Stored records:

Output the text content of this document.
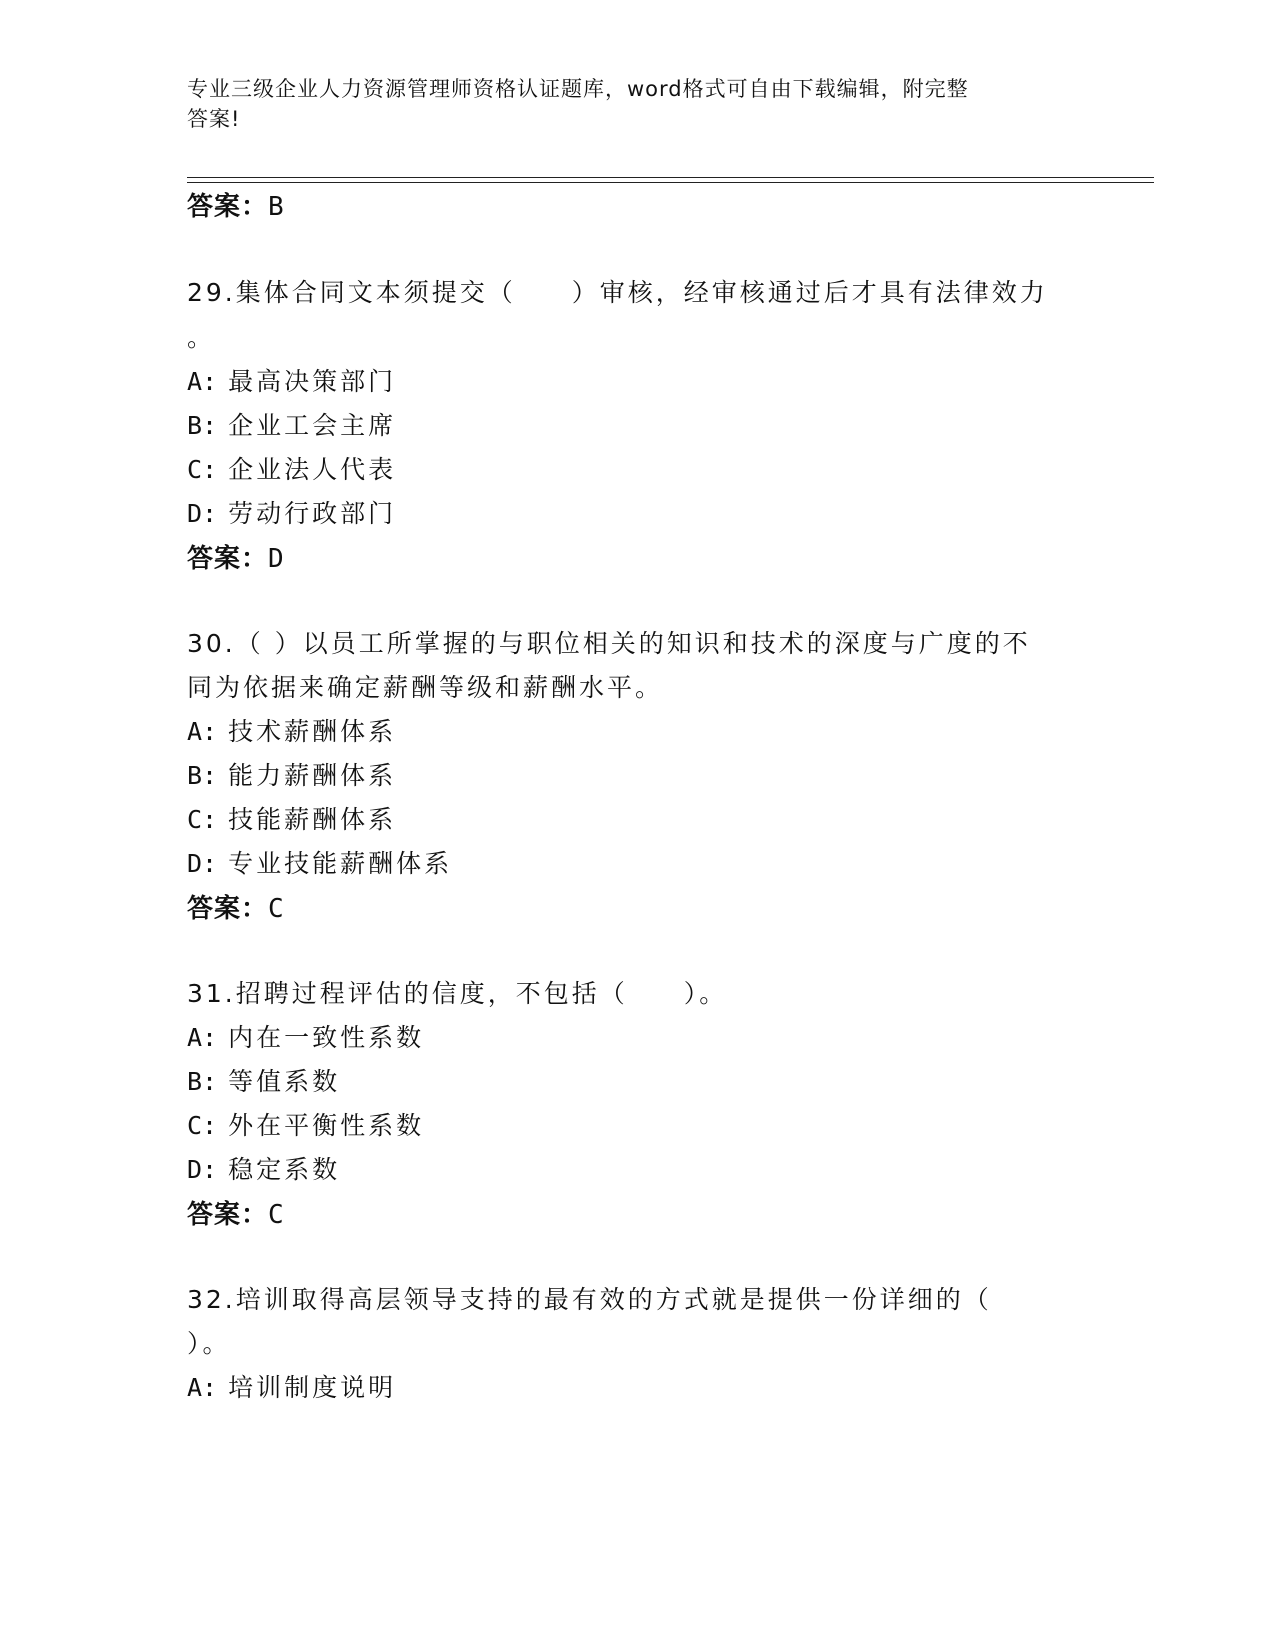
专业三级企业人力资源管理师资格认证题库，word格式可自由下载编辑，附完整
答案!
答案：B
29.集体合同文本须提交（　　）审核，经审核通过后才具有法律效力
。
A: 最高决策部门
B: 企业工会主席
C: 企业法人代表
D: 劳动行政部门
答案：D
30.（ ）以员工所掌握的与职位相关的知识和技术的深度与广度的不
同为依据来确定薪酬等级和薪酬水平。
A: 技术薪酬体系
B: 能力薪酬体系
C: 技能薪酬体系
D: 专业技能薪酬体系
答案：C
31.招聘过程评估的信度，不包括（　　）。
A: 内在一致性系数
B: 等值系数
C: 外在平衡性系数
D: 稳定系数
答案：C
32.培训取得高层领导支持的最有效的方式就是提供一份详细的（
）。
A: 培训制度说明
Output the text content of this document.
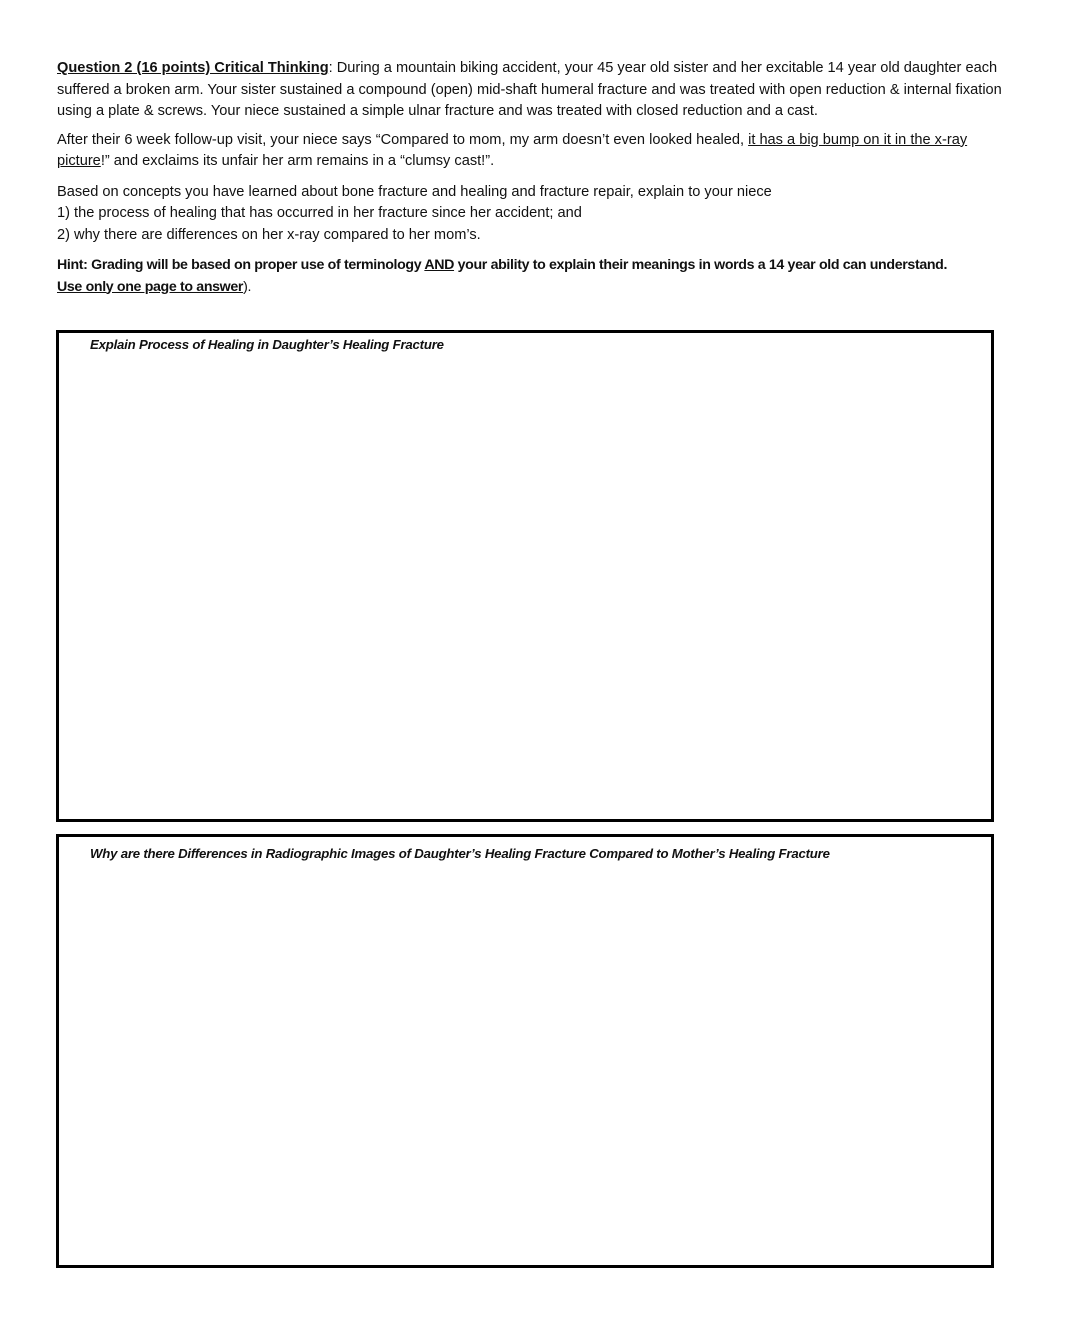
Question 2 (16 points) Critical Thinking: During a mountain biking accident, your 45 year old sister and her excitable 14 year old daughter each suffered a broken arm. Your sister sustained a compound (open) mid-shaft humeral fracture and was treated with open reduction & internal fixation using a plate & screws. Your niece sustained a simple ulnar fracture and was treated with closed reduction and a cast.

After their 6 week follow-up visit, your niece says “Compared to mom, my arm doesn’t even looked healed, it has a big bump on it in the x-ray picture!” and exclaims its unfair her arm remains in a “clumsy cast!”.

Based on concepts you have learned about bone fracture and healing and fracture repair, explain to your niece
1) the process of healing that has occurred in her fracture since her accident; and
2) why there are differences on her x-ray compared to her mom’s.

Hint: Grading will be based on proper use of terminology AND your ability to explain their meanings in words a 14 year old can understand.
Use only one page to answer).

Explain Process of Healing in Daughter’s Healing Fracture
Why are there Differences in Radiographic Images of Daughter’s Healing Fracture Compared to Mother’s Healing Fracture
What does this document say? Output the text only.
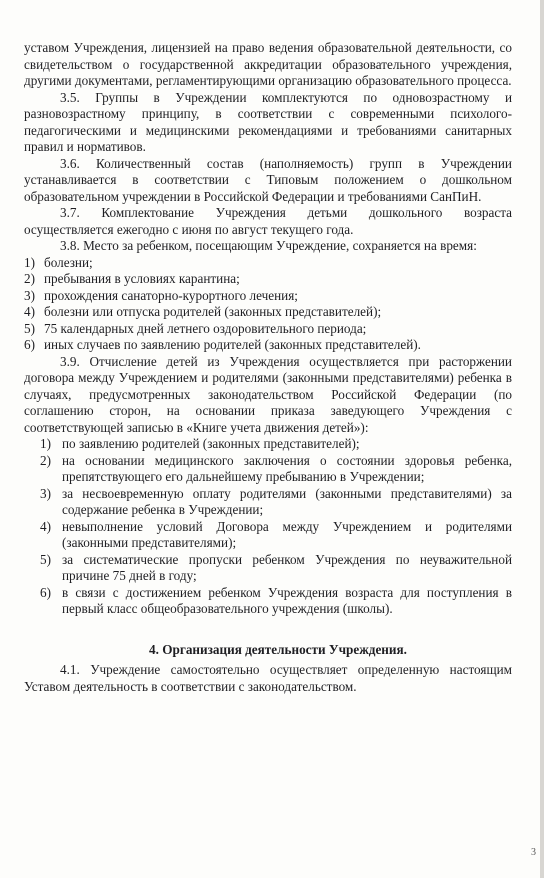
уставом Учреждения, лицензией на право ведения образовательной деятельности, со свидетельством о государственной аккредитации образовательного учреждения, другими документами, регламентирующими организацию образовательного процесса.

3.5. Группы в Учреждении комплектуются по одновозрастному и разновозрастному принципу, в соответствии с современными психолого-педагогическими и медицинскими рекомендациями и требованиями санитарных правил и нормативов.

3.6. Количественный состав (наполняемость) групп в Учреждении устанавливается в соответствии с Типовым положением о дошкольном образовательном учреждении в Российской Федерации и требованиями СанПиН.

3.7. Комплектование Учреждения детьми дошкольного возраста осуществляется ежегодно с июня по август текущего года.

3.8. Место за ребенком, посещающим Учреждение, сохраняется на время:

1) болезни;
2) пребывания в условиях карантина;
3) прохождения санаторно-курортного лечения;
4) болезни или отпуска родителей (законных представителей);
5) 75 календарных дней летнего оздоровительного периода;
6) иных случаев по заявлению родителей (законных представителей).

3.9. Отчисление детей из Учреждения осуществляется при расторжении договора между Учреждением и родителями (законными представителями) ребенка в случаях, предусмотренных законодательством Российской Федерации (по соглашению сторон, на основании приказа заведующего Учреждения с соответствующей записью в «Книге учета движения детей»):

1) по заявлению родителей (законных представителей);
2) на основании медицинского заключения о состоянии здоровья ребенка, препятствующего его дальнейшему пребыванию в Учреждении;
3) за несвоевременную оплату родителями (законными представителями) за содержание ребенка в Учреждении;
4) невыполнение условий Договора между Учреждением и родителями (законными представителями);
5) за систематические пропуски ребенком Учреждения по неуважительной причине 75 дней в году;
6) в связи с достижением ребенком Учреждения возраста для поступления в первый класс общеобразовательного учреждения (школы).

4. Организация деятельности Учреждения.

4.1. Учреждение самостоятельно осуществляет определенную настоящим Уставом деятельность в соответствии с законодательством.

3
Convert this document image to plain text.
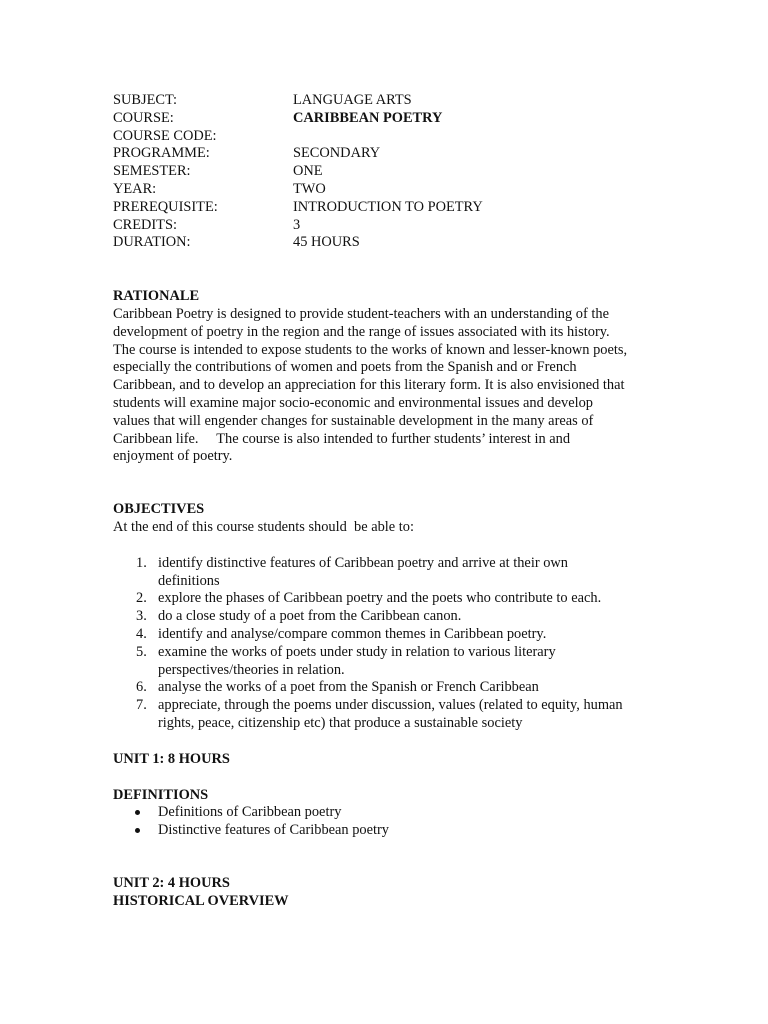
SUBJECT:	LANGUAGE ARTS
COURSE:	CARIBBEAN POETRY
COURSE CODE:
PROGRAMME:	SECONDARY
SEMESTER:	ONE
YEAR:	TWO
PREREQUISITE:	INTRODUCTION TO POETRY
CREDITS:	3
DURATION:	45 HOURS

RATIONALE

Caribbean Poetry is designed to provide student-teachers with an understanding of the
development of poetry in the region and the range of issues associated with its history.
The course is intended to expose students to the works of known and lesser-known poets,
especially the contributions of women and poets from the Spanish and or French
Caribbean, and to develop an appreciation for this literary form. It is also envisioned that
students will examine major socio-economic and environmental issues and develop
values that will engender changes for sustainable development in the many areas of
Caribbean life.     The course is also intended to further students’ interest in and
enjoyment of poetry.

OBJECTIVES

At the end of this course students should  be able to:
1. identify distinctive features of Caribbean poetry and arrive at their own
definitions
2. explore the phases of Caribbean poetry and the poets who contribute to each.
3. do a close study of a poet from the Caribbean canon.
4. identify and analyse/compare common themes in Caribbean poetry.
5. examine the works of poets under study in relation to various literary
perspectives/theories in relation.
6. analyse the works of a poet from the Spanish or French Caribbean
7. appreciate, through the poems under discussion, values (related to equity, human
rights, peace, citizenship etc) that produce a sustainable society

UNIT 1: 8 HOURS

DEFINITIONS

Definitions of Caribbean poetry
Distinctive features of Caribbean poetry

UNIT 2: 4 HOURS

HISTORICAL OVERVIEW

Task instructions:
Set down the complete material exactly, but do not include the images.

Solved exercise:
Output the text content of this document.
专业三级企业人力资源管理师资格认证题库，word格式可自由下载编辑，附完整
答案!
答案：B
29.集体合同文本须提交（　　）审核，经审核通过后才具有法律效力
。
A: 最高决策部门
B: 企业工会主席
C: 企业法人代表
D: 劳动行政部门
答案：D
30.（ ）以员工所掌握的与职位相关的知识和技术的深度与广度的不
同为依据来确定薪酬等级和薪酬水平。
A: 技术薪酬体系
B: 能力薪酬体系
C: 技能薪酬体系
D: 专业技能薪酬体系
答案：C
31.招聘过程评估的信度，不包括（　　）。
A: 内在一致性系数
B: 等值系数
C: 外在平衡性系数
D: 稳定系数
答案：C
32.培训取得高层领导支持的最有效的方式就是提供一份详细的（
）。
A: 培训制度说明
Output the text content of this document.
Question 2 (16 points) Critical Thinking: During a mountain biking accident, your 45 year old sister and her excitable 14 year old daughter each suffered a broken arm. Your sister sustained a compound (open) mid-shaft humeral fracture and was treated with open reduction & internal fixation using a plate & screws. Your niece sustained a simple ulnar fracture and was treated with closed reduction and a cast.

After their 6 week follow-up visit, your niece says “Compared to mom, my arm doesn’t even looked healed, it has a big bump on it in the x-ray picture!” and exclaims its unfair her arm remains in a “clumsy cast!”.

Based on concepts you have learned about bone fracture and healing and fracture repair, explain to your niece
1) the process of healing that has occurred in her fracture since her accident; and
2) why there are differences on her x-ray compared to her mom’s.

Hint: Grading will be based on proper use of terminology AND your ability to explain their meanings in words a 14 year old can understand.
Use only one page to answer).

Explain Process of Healing in Daughter’s Healing Fracture
Why are there Differences in Radiographic Images of Daughter’s Healing Fracture Compared to Mother’s Healing Fracture
What does this document say? Output the text only.
уставом Учреждения, лицензией на право ведения образовательной деятельности, со свидетельством о государственной аккредитации образовательного учреждения, другими документами, регламентирующими организацию образовательного процесса.

3.5. Группы в Учреждении комплектуются по одновозрастному и разновозрастному принципу, в соответствии с современными психолого-педагогическими и медицинскими рекомендациями и требованиями санитарных правил и нормативов.

3.6. Количественный состав (наполняемость) групп в Учреждении устанавливается в соответствии с Типовым положением о дошкольном образовательном учреждении в Российской Федерации и требованиями СанПиН.

3.7. Комплектование Учреждения детьми дошкольного возраста осуществляется ежегодно с июня по август текущего года.

3.8. Место за ребенком, посещающим Учреждение, сохраняется на время:

1) болезни;
2) пребывания в условиях карантина;
3) прохождения санаторно-курортного лечения;
4) болезни или отпуска родителей (законных представителей);
5) 75 календарных дней летнего оздоровительного периода;
6) иных случаев по заявлению родителей (законных представителей).

3.9. Отчисление детей из Учреждения осуществляется при расторжении договора между Учреждением и родителями (законными представителями) ребенка в случаях, предусмотренных законодательством Российской Федерации (по соглашению сторон, на основании приказа заведующего Учреждения с соответствующей записью в «Книге учета движения детей»):

1) по заявлению родителей (законных представителей);
2) на основании медицинского заключения о состоянии здоровья ребенка, препятствующего его дальнейшему пребыванию в Учреждении;
3) за несвоевременную оплату родителями (законными представителями) за содержание ребенка в Учреждении;
4) невыполнение условий Договора между Учреждением и родителями (законными представителями);
5) за систематические пропуски ребенком Учреждения по неуважительной причине 75 дней в году;
6) в связи с достижением ребенком Учреждения возраста для поступления в первый класс общеобразовательного учреждения (школы).

4. Организация деятельности Учреждения.

4.1. Учреждение самостоятельно осуществляет определенную настоящим Уставом деятельность в соответствии с законодательством.

3
Convert this document image to plain text.
SUBJECT:	LANGUAGE ARTS
COURSE:	CARIBBEAN POETRY
COURSE CODE:
PROGRAMME:	SECONDARY
SEMESTER:	ONE
YEAR:	TWO
PREREQUISITE:	INTRODUCTION TO POETRY
CREDITS:	3
DURATION:	45 HOURS

RATIONALE

Caribbean Poetry is designed to provide student-teachers with an understanding of the
development of poetry in the region and the range of issues associated with its history.
The course is intended to expose students to the works of known and lesser-known poets,
especially the contributions of women and poets from the Spanish and or French
Caribbean, and to develop an appreciation for this literary form. It is also envisioned that
students will examine major socio-economic and environmental issues and develop
values that will engender changes for sustainable development in the many areas of
Caribbean life.     The course is also intended to further students’ interest in and
enjoyment of poetry.

OBJECTIVES

At the end of this course students should  be able to:
1. identify distinctive features of Caribbean poetry and arrive at their own
definitions
2. explore the phases of Caribbean poetry and the poets who contribute to each.
3. do a close study of a poet from the Caribbean canon.
4. identify and analyse/compare common themes in Caribbean poetry.
5. examine the works of poets under study in relation to various literary
perspectives/theories in relation.
6. analyse the works of a poet from the Spanish or French Caribbean
7. appreciate, through the poems under discussion, values (related to equity, human
rights, peace, citizenship etc) that produce a sustainable society

UNIT 1: 8 HOURS

DEFINITIONS

Definitions of Caribbean poetry
Distinctive features of Caribbean poetry

UNIT 2: 4 HOURS

HISTORICAL OVERVIEW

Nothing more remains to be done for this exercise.